- **DATA EXCERPTS**:
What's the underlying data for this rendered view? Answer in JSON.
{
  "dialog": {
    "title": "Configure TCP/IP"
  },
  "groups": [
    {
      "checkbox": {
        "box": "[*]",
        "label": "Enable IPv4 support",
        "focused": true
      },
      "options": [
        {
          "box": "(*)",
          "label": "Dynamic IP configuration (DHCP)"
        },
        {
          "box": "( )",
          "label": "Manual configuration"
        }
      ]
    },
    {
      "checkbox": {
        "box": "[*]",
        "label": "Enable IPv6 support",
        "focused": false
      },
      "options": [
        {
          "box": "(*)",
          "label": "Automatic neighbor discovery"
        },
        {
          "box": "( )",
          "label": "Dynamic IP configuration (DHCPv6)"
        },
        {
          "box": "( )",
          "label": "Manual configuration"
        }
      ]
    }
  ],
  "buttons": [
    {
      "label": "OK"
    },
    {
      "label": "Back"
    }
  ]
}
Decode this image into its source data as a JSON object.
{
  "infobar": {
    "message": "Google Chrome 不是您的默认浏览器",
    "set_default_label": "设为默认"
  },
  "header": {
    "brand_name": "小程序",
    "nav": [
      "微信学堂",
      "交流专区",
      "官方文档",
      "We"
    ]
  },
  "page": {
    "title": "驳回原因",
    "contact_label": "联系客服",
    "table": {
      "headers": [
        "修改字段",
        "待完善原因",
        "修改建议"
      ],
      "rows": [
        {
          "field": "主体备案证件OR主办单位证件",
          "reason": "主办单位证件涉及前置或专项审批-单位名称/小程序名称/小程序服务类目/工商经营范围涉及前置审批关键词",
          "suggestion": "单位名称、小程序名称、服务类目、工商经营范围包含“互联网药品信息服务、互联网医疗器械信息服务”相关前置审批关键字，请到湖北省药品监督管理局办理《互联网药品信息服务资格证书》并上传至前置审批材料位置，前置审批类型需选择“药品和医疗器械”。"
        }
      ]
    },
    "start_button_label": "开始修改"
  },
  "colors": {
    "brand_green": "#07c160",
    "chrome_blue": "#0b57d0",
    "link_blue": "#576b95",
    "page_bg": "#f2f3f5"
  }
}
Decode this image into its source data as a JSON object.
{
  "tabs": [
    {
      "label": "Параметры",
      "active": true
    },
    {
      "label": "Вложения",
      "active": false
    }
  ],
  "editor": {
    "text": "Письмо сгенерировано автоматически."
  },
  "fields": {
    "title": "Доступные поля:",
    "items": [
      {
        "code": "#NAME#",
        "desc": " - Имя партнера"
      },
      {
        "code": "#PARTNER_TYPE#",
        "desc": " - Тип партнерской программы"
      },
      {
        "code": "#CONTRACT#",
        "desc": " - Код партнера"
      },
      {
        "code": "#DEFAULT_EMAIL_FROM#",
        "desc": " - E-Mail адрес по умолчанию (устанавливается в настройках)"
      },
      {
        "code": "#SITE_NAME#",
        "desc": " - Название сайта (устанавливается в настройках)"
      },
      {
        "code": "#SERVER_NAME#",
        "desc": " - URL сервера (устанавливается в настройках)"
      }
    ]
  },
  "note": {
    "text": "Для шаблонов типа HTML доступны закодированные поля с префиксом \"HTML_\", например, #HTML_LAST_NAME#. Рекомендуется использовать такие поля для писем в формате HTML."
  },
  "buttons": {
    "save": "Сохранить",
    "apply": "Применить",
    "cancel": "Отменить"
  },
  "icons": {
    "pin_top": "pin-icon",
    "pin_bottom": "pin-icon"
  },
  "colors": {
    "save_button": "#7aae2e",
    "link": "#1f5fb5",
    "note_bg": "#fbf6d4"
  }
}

- **STATED EXERCISE**:
Print every line of the records exactly. Omit nothing.

- **WRITTEN RESPONSE**:
What's the underlying data for this rendered view? Answer in JSON.
{
  "dialog": {
    "title": "Configure TCP/IP"
  },
  "groups": [
    {
      "checkbox": {
        "box": "[*]",
        "label": "Enable IPv4 support",
        "focused": true
      },
      "options": [
        {
          "box": "(*)",
          "label": "Dynamic IP configuration (DHCP)"
        },
        {
          "box": "( )",
          "label": "Manual configuration"
        }
      ]
    },
    {
      "checkbox": {
        "box": "[*]",
        "label": "Enable IPv6 support",
        "focused": false
      },
      "options": [
        {
          "box": "(*)",
          "label": "Automatic neighbor discovery"
        },
        {
          "box": "( )",
          "label": "Dynamic IP configuration (DHCPv6)"
        },
        {
          "box": "( )",
          "label": "Manual configuration"
        }
      ]
    }
  ],
  "buttons": [
    {
      "label": "OK"
    },
    {
      "label": "Back"
    }
  ]
}
Decode this image into its source data as a JSON object.
{
  "infobar": {
    "message": "Google Chrome 不是您的默认浏览器",
    "set_default_label": "设为默认"
  },
  "header": {
    "brand_name": "小程序",
    "nav": [
      "微信学堂",
      "交流专区",
      "官方文档",
      "We"
    ]
  },
  "page": {
    "title": "驳回原因",
    "contact_label": "联系客服",
    "table": {
      "headers": [
        "修改字段",
        "待完善原因",
        "修改建议"
      ],
      "rows": [
        {
          "field": "主体备案证件OR主办单位证件",
          "reason": "主办单位证件涉及前置或专项审批-单位名称/小程序名称/小程序服务类目/工商经营范围涉及前置审批关键词",
          "suggestion": "单位名称、小程序名称、服务类目、工商经营范围包含“互联网药品信息服务、互联网医疗器械信息服务”相关前置审批关键字，请到湖北省药品监督管理局办理《互联网药品信息服务资格证书》并上传至前置审批材料位置，前置审批类型需选择“药品和医疗器械”。"
        }
      ]
    },
    "start_button_label": "开始修改"
  },
  "colors": {
    "brand_green": "#07c160",
    "chrome_blue": "#0b57d0",
    "link_blue": "#576b95",
    "page_bg": "#f2f3f5"
  }
}
Decode this image into its source data as a JSON object.
{
  "tabs": [
    {
      "label": "Параметры",
      "active": true
    },
    {
      "label": "Вложения",
      "active": false
    }
  ],
  "editor": {
    "text": "Письмо сгенерировано автоматически."
  },
  "fields": {
    "title": "Доступные поля:",
    "items": [
      {
        "code": "#NAME#",
        "desc": " - Имя партнера"
      },
      {
        "code": "#PARTNER_TYPE#",
        "desc": " - Тип партнерской программы"
      },
      {
        "code": "#CONTRACT#",
        "desc": " - Код партнера"
      },
      {
        "code": "#DEFAULT_EMAIL_FROM#",
        "desc": " - E-Mail адрес по умолчанию (устанавливается в настройках)"
      },
      {
        "code": "#SITE_NAME#",
        "desc": " - Название сайта (устанавливается в настройках)"
      },
      {
        "code": "#SERVER_NAME#",
        "desc": " - URL сервера (устанавливается в настройках)"
      }
    ]
  },
  "note": {
    "text": "Для шаблонов типа HTML доступны закодированные поля с префиксом \"HTML_\", например, #HTML_LAST_NAME#. Рекомендуется использовать такие поля для писем в формате HTML."
  },
  "buttons": {
    "save": "Сохранить",
    "apply": "Применить",
    "cancel": "Отменить"
  },
  "icons": {
    "pin_top": "pin-icon",
    "pin_bottom": "pin-icon"
  },
  "colors": {
    "save_button": "#7aae2e",
    "link": "#1f5fb5",
    "note_bg": "#fbf6d4"
  }
}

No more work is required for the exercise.